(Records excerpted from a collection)
--

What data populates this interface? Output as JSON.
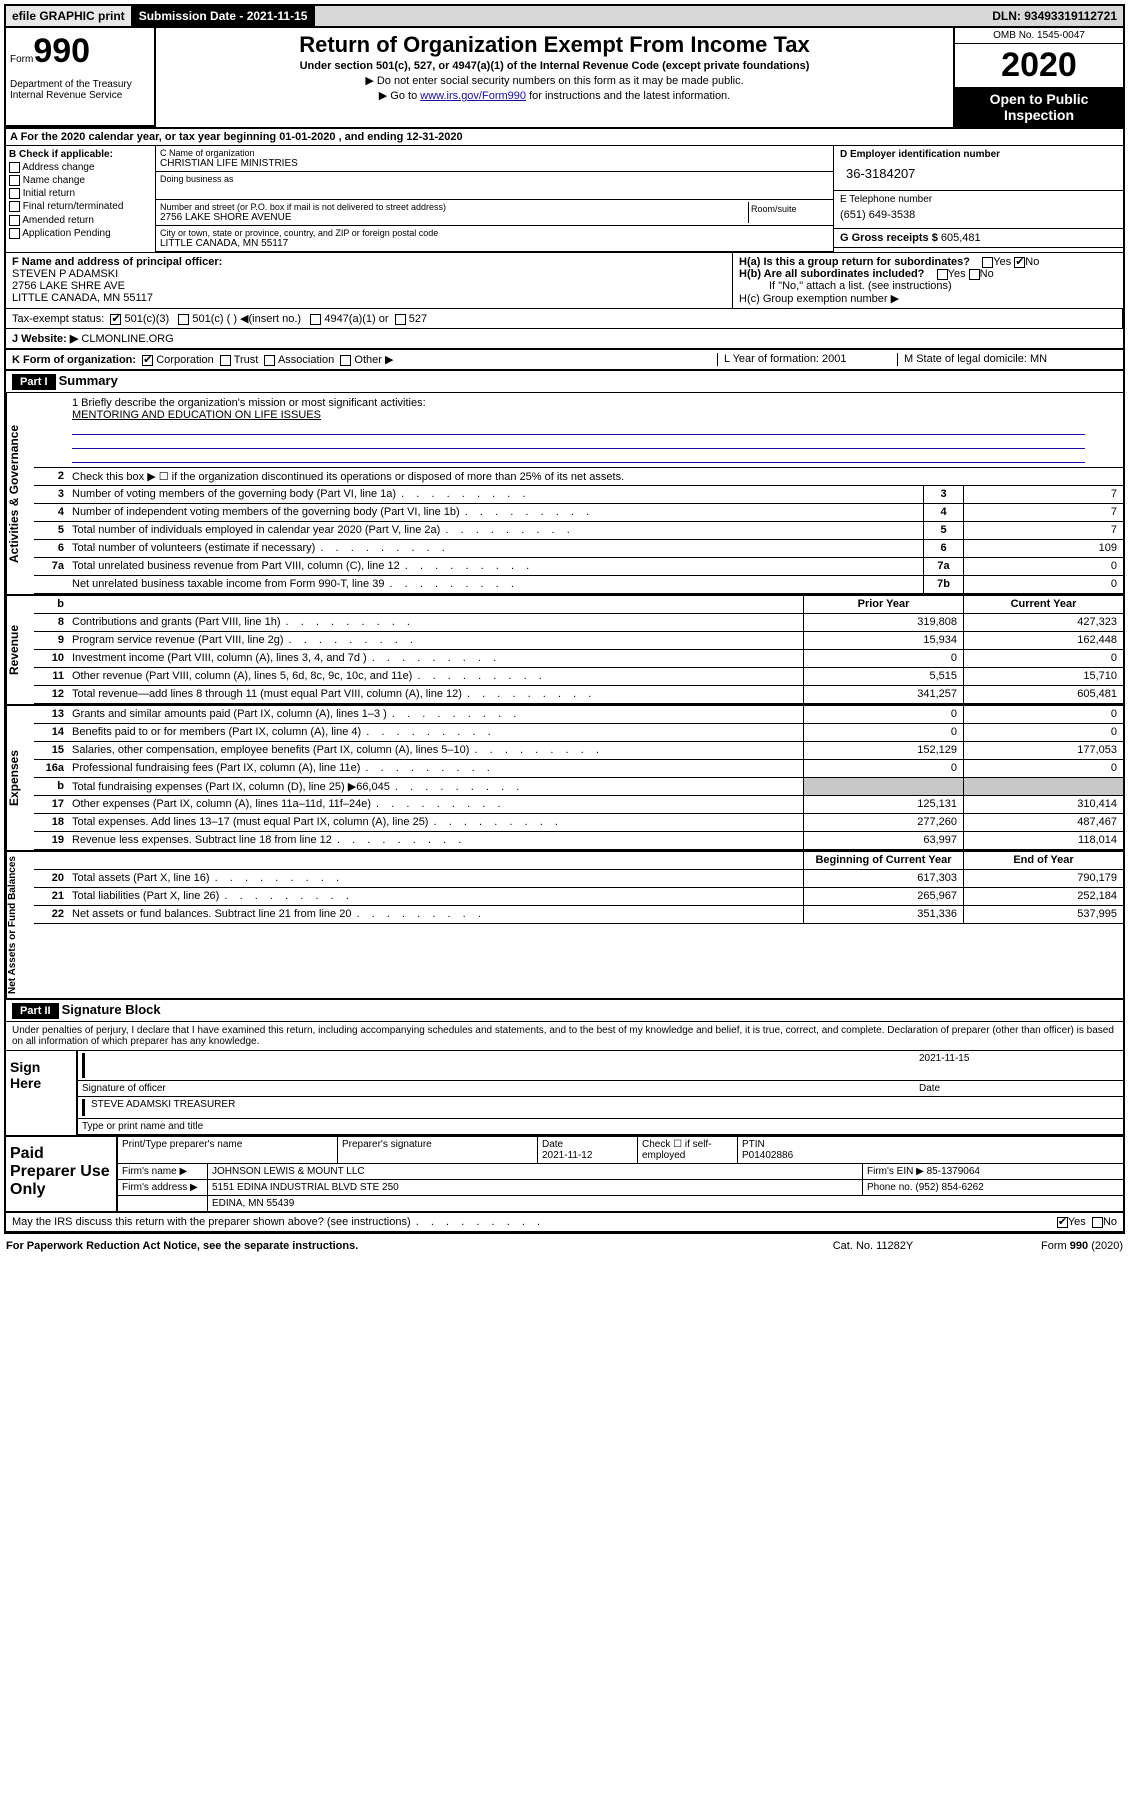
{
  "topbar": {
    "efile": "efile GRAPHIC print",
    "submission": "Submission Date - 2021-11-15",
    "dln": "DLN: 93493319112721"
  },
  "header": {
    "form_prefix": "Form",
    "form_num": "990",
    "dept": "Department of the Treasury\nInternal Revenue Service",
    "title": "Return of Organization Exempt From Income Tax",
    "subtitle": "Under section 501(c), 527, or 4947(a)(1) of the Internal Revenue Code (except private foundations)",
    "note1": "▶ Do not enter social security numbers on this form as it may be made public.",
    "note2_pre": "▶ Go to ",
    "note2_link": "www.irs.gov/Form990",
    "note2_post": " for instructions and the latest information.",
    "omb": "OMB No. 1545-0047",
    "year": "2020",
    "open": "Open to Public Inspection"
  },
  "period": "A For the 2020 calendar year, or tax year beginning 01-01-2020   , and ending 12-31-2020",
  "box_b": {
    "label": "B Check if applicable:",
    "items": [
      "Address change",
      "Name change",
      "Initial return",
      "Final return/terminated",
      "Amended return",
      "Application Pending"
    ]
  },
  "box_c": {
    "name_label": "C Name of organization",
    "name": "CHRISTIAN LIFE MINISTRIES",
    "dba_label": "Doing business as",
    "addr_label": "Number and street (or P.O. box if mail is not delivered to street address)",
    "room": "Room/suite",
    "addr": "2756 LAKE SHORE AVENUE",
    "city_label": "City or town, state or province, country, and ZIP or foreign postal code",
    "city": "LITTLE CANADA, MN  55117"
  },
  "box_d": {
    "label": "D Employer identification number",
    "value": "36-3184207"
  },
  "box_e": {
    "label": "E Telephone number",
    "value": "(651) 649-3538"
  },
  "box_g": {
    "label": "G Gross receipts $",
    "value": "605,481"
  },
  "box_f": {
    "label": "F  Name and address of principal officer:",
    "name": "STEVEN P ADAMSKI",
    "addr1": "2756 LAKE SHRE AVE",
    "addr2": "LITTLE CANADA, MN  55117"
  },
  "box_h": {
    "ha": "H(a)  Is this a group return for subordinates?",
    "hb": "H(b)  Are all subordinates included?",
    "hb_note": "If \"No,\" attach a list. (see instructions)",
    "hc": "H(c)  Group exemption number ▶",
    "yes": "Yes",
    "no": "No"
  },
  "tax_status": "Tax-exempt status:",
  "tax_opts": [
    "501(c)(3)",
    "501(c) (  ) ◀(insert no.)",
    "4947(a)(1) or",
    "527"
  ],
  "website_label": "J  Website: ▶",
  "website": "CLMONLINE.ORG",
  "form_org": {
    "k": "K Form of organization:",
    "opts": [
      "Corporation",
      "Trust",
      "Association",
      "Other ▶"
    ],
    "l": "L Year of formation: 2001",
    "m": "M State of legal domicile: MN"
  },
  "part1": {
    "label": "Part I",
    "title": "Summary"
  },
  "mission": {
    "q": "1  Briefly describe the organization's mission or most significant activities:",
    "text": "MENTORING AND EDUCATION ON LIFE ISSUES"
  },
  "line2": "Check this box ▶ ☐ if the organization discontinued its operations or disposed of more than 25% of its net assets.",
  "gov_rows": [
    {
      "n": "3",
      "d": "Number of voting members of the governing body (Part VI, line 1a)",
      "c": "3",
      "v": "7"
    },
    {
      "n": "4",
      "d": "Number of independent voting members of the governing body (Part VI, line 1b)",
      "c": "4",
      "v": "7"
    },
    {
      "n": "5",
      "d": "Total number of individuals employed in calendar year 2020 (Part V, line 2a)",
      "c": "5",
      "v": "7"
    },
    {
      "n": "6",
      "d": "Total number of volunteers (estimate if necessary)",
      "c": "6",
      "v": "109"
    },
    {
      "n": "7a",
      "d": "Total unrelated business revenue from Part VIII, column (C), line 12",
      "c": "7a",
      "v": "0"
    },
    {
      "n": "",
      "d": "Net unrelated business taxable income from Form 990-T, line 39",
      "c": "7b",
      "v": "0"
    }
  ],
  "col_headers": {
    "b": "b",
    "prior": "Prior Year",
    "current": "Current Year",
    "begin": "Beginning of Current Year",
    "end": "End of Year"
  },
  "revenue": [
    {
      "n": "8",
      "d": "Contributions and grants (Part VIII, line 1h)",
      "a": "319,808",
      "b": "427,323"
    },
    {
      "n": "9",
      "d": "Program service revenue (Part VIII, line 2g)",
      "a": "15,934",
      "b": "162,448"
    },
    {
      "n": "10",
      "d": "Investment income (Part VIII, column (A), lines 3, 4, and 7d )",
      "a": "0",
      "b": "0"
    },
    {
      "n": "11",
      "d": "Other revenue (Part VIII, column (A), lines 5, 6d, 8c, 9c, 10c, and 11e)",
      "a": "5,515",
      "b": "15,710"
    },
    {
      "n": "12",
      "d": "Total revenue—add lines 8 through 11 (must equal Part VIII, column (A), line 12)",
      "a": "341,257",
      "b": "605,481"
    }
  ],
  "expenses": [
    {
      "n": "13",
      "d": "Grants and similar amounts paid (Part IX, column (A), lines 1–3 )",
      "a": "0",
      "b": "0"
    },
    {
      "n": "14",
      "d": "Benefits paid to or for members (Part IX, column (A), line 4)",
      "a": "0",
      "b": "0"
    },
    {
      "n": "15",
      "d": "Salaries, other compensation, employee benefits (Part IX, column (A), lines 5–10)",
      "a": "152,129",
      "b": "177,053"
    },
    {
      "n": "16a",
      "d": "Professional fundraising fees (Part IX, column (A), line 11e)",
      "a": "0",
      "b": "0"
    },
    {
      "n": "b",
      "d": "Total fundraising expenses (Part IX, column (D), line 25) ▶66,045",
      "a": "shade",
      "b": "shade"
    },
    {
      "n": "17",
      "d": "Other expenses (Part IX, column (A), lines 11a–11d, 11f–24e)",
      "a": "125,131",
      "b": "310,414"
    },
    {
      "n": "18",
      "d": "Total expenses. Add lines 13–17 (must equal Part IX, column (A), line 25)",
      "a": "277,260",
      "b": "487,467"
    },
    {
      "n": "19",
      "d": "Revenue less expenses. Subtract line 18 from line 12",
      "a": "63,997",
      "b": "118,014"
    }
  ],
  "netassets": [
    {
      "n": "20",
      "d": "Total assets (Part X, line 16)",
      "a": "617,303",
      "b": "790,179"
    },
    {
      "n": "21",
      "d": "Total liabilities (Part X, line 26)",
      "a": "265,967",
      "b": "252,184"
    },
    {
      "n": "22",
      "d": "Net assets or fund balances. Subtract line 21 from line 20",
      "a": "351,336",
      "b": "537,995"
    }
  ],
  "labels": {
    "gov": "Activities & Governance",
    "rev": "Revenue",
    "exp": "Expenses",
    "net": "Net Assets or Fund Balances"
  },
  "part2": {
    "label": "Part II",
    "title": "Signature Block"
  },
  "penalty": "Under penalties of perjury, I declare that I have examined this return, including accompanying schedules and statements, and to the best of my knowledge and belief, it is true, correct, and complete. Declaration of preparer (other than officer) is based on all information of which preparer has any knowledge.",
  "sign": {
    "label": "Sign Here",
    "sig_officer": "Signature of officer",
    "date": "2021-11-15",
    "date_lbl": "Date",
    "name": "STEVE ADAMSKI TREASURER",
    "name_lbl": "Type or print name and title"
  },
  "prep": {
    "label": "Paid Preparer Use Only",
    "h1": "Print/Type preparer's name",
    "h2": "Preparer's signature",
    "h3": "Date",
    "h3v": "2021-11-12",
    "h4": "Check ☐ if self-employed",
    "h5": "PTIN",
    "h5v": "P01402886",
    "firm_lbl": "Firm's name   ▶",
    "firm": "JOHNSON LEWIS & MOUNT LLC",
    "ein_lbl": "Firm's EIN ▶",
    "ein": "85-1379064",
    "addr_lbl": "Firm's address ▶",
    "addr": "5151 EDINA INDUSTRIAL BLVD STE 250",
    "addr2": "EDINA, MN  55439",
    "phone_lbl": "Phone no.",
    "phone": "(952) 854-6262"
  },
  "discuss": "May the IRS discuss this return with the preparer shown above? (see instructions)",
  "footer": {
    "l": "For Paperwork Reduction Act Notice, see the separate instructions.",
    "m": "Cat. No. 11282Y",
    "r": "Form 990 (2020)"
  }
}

--

→ Prompt
Gather each line that holds "officer".

→ Answer
    "label": "F  Name and address of principal officer:",
  "penalty": "Under penalties of perjury, I declare that I have examined this return, including accompanying schedules and statements, and to the best of my knowledge and belief, it is true, correct, and complete. Declaration of preparer (other than officer) is based on all information of which preparer has any knowledge.",
    "sig_officer": "Signature of officer",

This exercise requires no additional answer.